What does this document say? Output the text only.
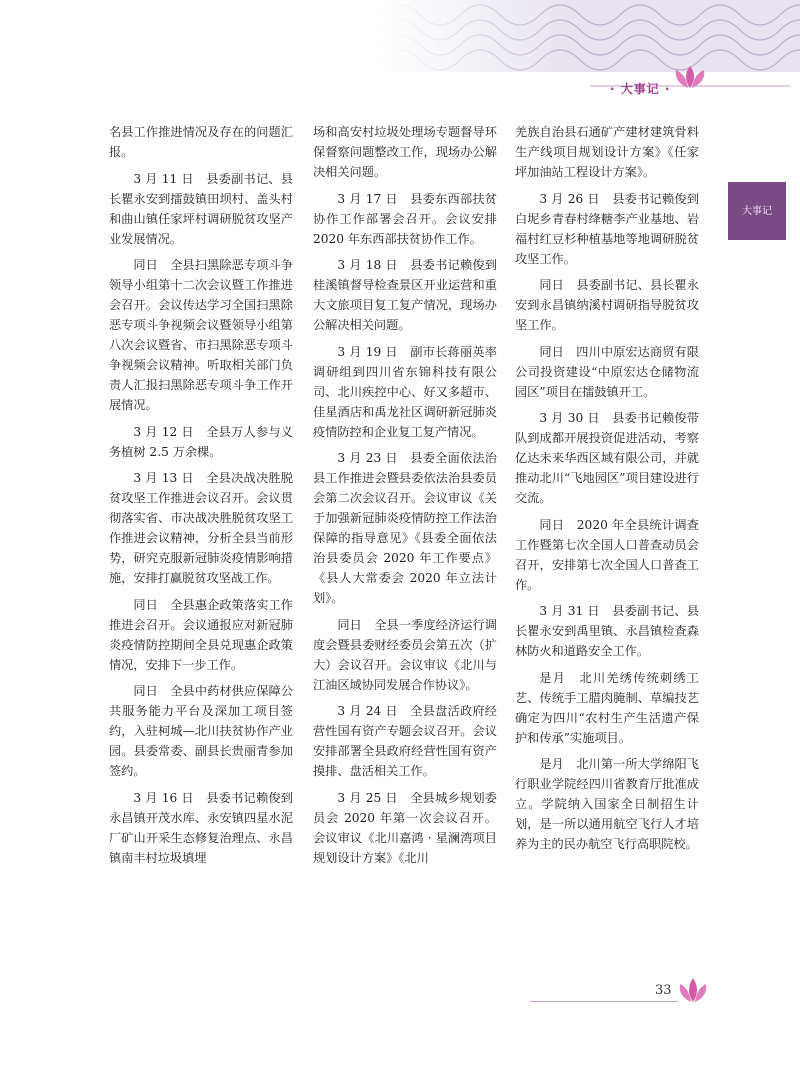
· 大事记 ·
大事记

名县工作推进情况及存在的问题汇报。

3 月 11 日　县委副书记、县长瞿永安到擂鼓镇田坝村、盖头村和曲山镇任家坪村调研脱贫攻坚产业发展情况。

同日　全县扫黑除恶专项斗争领导小组第十二次会议暨工作推进会召开。会议传达学习全国扫黑除恶专项斗争视频会议暨领导小组第八次会议暨省、市扫黑除恶专项斗争视频会议精神。听取相关部门负责人汇报扫黑除恶专项斗争工作开展情况。

3 月 12 日　全县万人参与义务植树 2.5 万余棵。

3 月 13 日　全县决战决胜脱贫攻坚工作推进会议召开。会议贯彻落实省、市决战决胜脱贫攻坚工作推进会议精神，分析全县当前形势，研究克服新冠肺炎疫情影响措施，安排打赢脱贫攻坚战工作。

同日　全县惠企政策落实工作推进会召开。会议通报应对新冠肺炎疫情防控期间全县兑现惠企政策情况，安排下一步工作。

同日　全县中药材供应保障公共服务能力平台及深加工项目签约，入驻柯城—北川扶贫协作产业园。县委常委、副县长贵丽青参加签约。

3 月 16 日　县委书记赖俊到永昌镇开茂水库、永安镇四星水泥厂矿山开采生态修复治理点、永昌镇南丰村垃圾填埋

场和高安村垃圾处理场专题督导环保督察问题整改工作，现场办公解决相关问题。

3 月 17 日　县委东西部扶贫协作工作部署会召开。会议安排 2020 年东西部扶贫协作工作。

3 月 18 日　县委书记赖俊到桂溪镇督导检查景区开业运营和重大文旅项目复工复产情况，现场办公解决相关问题。

3 月 19 日　副市长蒋丽英率调研组到四川省东锦科技有限公司、北川疾控中心、好又多超市、佳星酒店和禹龙社区调研新冠肺炎疫情防控和企业复工复产情况。

3 月 23 日　县委全面依法治县工作推进会暨县委依法治县委员会第二次会议召开。会议审议《关于加强新冠肺炎疫情防控工作法治保障的指导意见》《县委全面依法治县委员会 2020 年工作要点》《县人大常委会 2020 年立法计划》。

同日　全县一季度经济运行调度会暨县委财经委员会第五次（扩大）会议召开。会议审议《北川与江油区域协同发展合作协议》。

3 月 24 日　全县盘活政府经营性国有资产专题会议召开。会议安排部署全县政府经营性国有资产摸排、盘活相关工作。

3 月 25 日　全县城乡规划委员会 2020 年第一次会议召开。会议审议《北川嘉鸿 · 星澜湾项目规划设计方案》《北川

羌族自治县石通矿产建材建筑骨料生产线项目规划设计方案》《任家坪加油站工程设计方案》。

3 月 26 日　县委书记赖俊到白坭乡青春村绛糖李产业基地、岩福村红豆杉种植基地等地调研脱贫攻坚工作。

同日　县委副书记、县长瞿永安到永昌镇纳溪村调研指导脱贫攻坚工作。

同日　四川中原宏达商贸有限公司投资建设“中原宏达仓储物流园区”项目在擂鼓镇开工。

3 月 30 日　县委书记赖俊带队到成都开展投资促进活动，考察亿达未来华西区域有限公司，并就推动北川“飞地园区”项目建设进行交流。

同日　2020 年全县统计调查工作暨第七次全国人口普查动员会召开，安排第七次全国人口普查工作。

3 月 31 日　县委副书记、县长瞿永安到禹里镇、永昌镇检查森林防火和道路安全工作。

是月　北川羌绣传统刺绣工艺、传统手工腊肉腌制、草编技艺确定为四川“农村生产生活遗产保护和传承”实施项目。

是月　北川第一所大学绵阳飞行职业学院经四川省教育厅批准成立。学院纳入国家全日制招生计划，是一所以通用航空飞行人才培养为主的民办航空飞行高职院校。

33
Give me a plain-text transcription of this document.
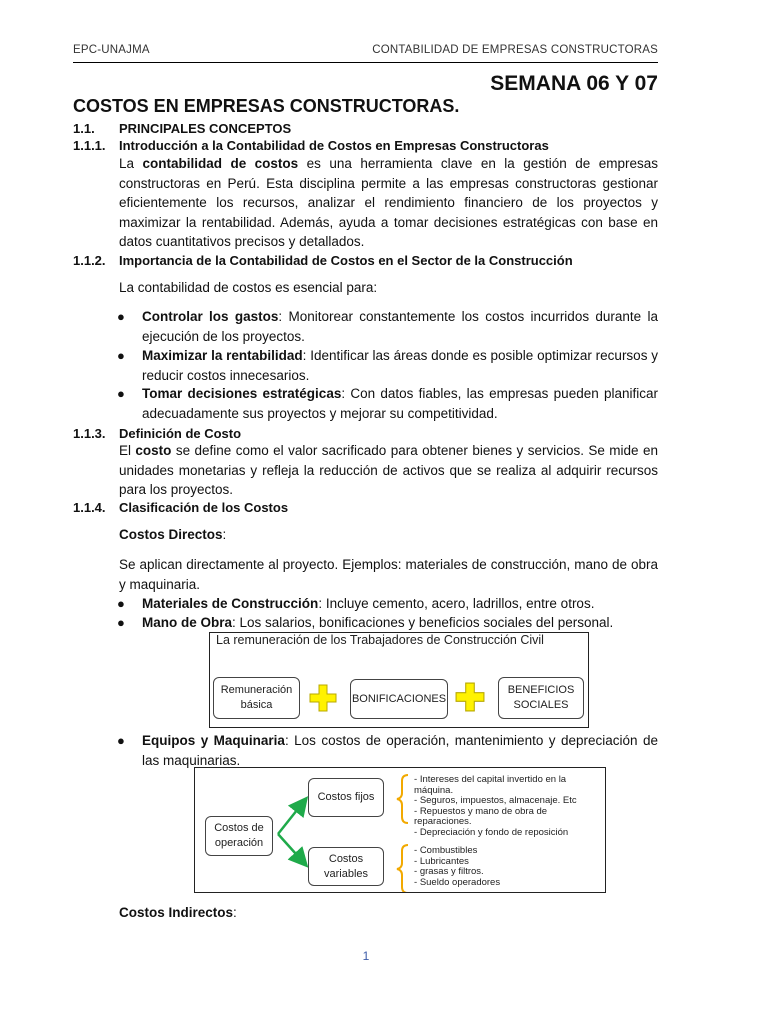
EPC-UNAJMA	CONTABILIDAD DE EMPRESAS CONSTRUCTORAS
SEMANA 06 Y 07
COSTOS EN EMPRESAS CONSTRUCTORAS.
1.1. PRINCIPALES CONCEPTOS
1.1.1. Introducción a la Contabilidad de Costos en Empresas Constructoras
La contabilidad de costos es una herramienta clave en la gestión de empresas constructoras en Perú. Esta disciplina permite a las empresas constructoras gestionar eficientemente los recursos, analizar el rendimiento financiero de los proyectos y maximizar la rentabilidad. Además, ayuda a tomar decisiones estratégicas con base en datos cuantitativos precisos y detallados.
1.1.2. Importancia de la Contabilidad de Costos en el Sector de la Construcción
La contabilidad de costos es esencial para:
● Controlar los gastos: Monitorear constantemente los costos incurridos durante la ejecución de los proyectos.
● Maximizar la rentabilidad: Identificar las áreas donde es posible optimizar recursos y reducir costos innecesarios.
● Tomar decisiones estratégicas: Con datos fiables, las empresas pueden planificar adecuadamente sus proyectos y mejorar su competitividad.
1.1.3. Definición de Costo
El costo se define como el valor sacrificado para obtener bienes y servicios. Se mide en unidades monetarias y refleja la reducción de activos que se realiza al adquirir recursos para los proyectos.
1.1.4. Clasificación de los Costos
Costos Directos:
Se aplican directamente al proyecto. Ejemplos: materiales de construcción, mano de obra y maquinaria.
● Materiales de Construcción: Incluye cemento, acero, ladrillos, entre otros.
● Mano de Obra: Los salarios, bonificaciones y beneficios sociales del personal.
La remuneración de los Trabajadores de Construcción Civil
Remuneración básica
BONIFICACIONES
BENEFICIOS SOCIALES
● Equipos y Maquinaria: Los costos de operación, mantenimiento y depreciación de las maquinarias.
Costos de operación
Costos fijos
Costos variables
- Intereses del capital invertido en la máquina.
- Seguros, impuestos, almacenaje. Etc
- Repuestos y mano de obra de reparaciones.
- Depreciación y fondo de reposición
- Combustibles
- Lubricantes
- grasas y filtros.
- Sueldo operadores
Costos Indirectos:
1
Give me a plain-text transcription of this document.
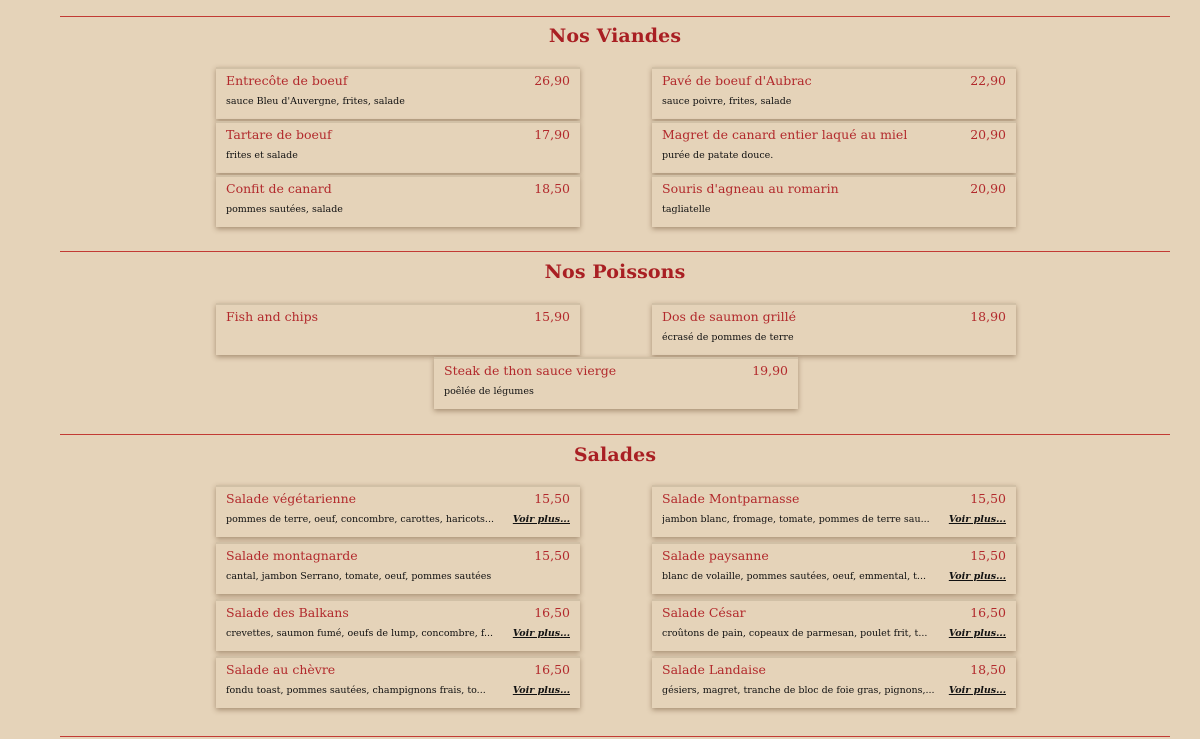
Nos Viandes
Entrecôte de boeuf	26,90
sauce Bleu d'Auvergne, frites, salade
Pavé de boeuf d'Aubrac	22,90
sauce poivre, frites, salade
Tartare de boeuf	17,90
frites et salade
Magret de canard entier laqué au miel	20,90
purée de patate douce.
Confit de canard	18,50
pommes sautées, salade
Souris d'agneau au romarin	20,90
tagliatelle
Nos Poissons
Fish and chips	15,90	Dos de saumon grillé	18,90
écrasé de pommes de terre
Steak de thon sauce vierge	19,90
poêlée de légumes
Salades
Salade végétarienne	15,50
pommes de terre, oeuf, concombre, carottes, haricots... Voir plus...
Salade Montparnasse	15,50
jambon blanc, fromage, tomate, pommes de terre sau... Voir plus...
Salade montagnarde	15,50
cantal, jambon Serrano, tomate, oeuf, pommes sautées
Salade paysanne	15,50
blanc de volaille, pommes sautées, oeuf, emmental, t... Voir plus...
Salade des Balkans	16,50
crevettes, saumon fumé, oeufs de lump, concombre, f... Voir plus...
Salade César	16,50
croûtons de pain, copeaux de parmesan, poulet frit, t... Voir plus...
Salade au chèvre	16,50
fondu toast, pommes sautées, champignons frais, to...	Voir plus...
Salade Landaise	18,50
gésiers, magret, tranche de bloc de foie gras, pignons,... Voir plus...
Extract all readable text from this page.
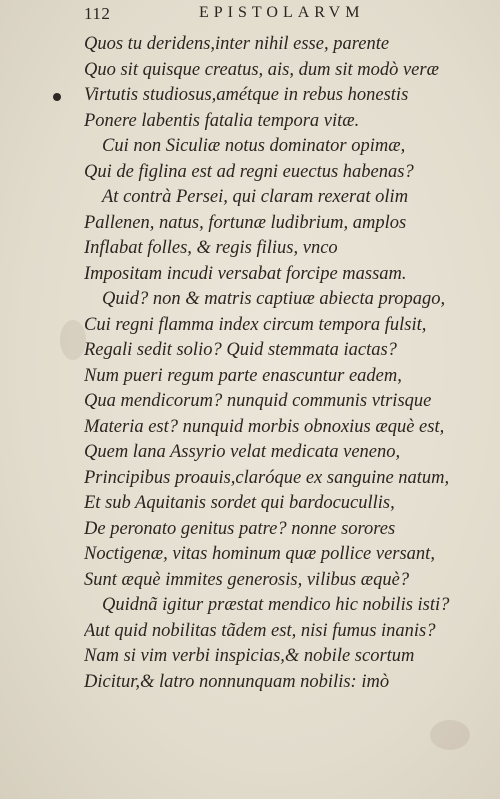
112	EPISTOLARVM
Quos tu deridens,inter nihil esse, parente
Quo sit quisque creatus, ais, dum sit modò veræ
Virtutis studiosus,amétque in rebus honestis
Ponere labentis fatalia tempora vitæ.
Cui non Siculiæ notus dominator opimæ,
Qui de figlina est ad regni euectus habenas?
At contrà Persei, qui claram rexerat olim
Pallenen, natus, fortunæ ludibrium, amplos
Inflabat folles, & regis filius, vnco
Impositam incudi versabat forcipe massam.
Quid? non & matris captiuæ abiecta propago,
Cui regni flamma index circum tempora fulsit,
Regali sedit solio? Quid stemmata iactas?
Num pueri regum parte enascuntur eadem,
Qua mendicorum? nunquid communis vtrisque
Materia est? nunquid morbis obnoxius æquè est,
Quem lana Assyrio velat medicata veneno,
Principibus proauis,claróque ex sanguine natum,
Et sub Aquitanis sordet qui bardocucullis,
De peronato genitus patre? nonne sorores
Noctigenæ, vitas hominum quæ pollice versant,
Sunt æquè immites generosis, vilibus æquè?
Quidnã igitur præstat mendico hic nobilis isti?
Aut quid nobilitas tãdem est, nisi fumus inanis?
Nam si vim verbi inspicias,& nobile scortum
Dicitur,& latro nonnunquam nobilis: imò
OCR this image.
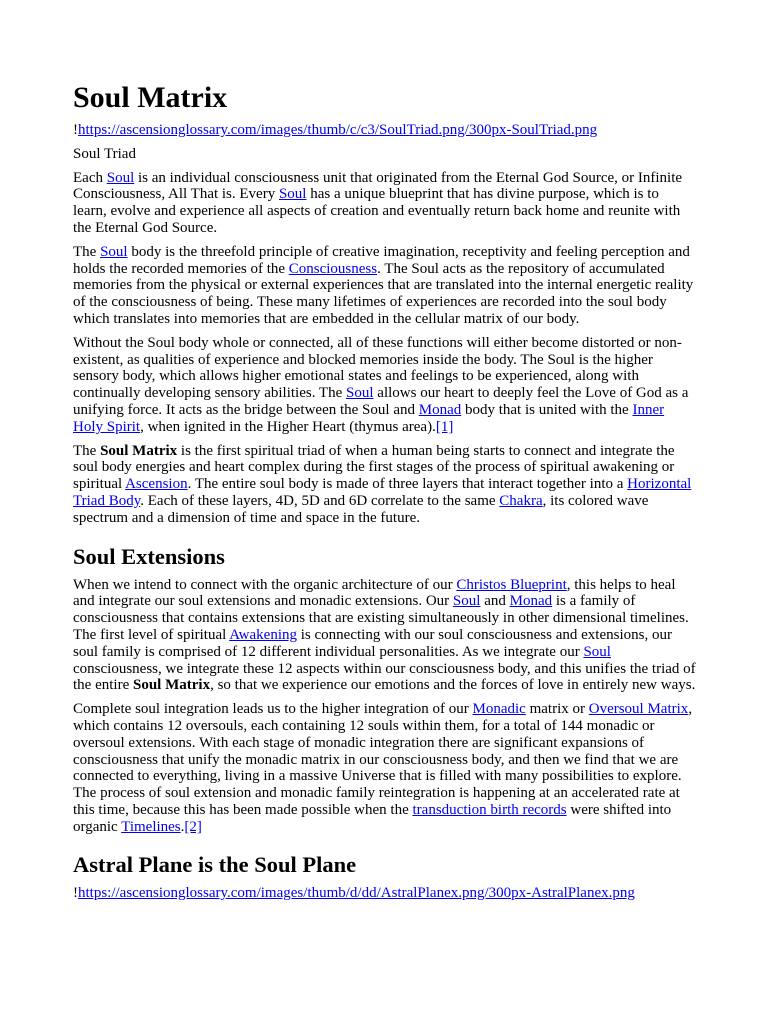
Soul Matrix

!https://ascensionglossary.com/images/thumb/c/c3/SoulTriad.png/300px-SoulTriad.png

Soul Triad

Each Soul is an individual consciousness unit that originated from the Eternal God Source, or Infinite Consciousness, All That is. Every Soul has a unique blueprint that has divine purpose, which is to learn, evolve and experience all aspects of creation and eventually return back home and reunite with the Eternal God Source.

The Soul body is the threefold principle of creative imagination, receptivity and feeling perception and holds the recorded memories of the Consciousness. The Soul acts as the repository of accumulated memories from the physical or external experiences that are translated into the internal energetic reality of the consciousness of being. These many lifetimes of experiences are recorded into the soul body which translates into memories that are embedded in the cellular matrix of our body.

Without the Soul body whole or connected, all of these functions will either become distorted or non-existent, as qualities of experience and blocked memories inside the body. The Soul is the higher sensory body, which allows higher emotional states and feelings to be experienced, along with continually developing sensory abilities. The Soul allows our heart to deeply feel the Love of God as a unifying force. It acts as the bridge between the Soul and Monad body that is united with the Inner Holy Spirit, when ignited in the Higher Heart (thymus area).[1]

The Soul Matrix is the first spiritual triad of when a human being starts to connect and integrate the soul body energies and heart complex during the first stages of the process of spiritual awakening or spiritual Ascension. The entire soul body is made of three layers that interact together into a Horizontal Triad Body. Each of these layers, 4D, 5D and 6D correlate to the same Chakra, its colored wave spectrum and a dimension of time and space in the future.

Soul Extensions

When we intend to connect with the organic architecture of our Christos Blueprint, this helps to heal and integrate our soul extensions and monadic extensions. Our Soul and Monad is a family of consciousness that contains extensions that are existing simultaneously in other dimensional timelines. The first level of spiritual Awakening is connecting with our soul consciousness and extensions, our soul family is comprised of 12 different individual personalities. As we integrate our Soul consciousness, we integrate these 12 aspects within our consciousness body, and this unifies the triad of the entire Soul Matrix, so that we experience our emotions and the forces of love in entirely new ways.

Complete soul integration leads us to the higher integration of our Monadic matrix or Oversoul Matrix, which contains 12 oversouls, each containing 12 souls within them, for a total of 144 monadic or oversoul extensions. With each stage of monadic integration there are significant expansions of consciousness that unify the monadic matrix in our consciousness body, and then we find that we are connected to everything, living in a massive Universe that is filled with many possibilities to explore. The process of soul extension and monadic family reintegration is happening at an accelerated rate at this time, because this has been made possible when the transduction birth records were shifted into organic Timelines.[2]

Astral Plane is the Soul Plane

!https://ascensionglossary.com/images/thumb/d/dd/AstralPlanex.png/300px-AstralPlanex.png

- - - -

__Given instruction__.
How many lines of these entries hold the string "thumb"? Answer with the number alone.

__Correct result__.
2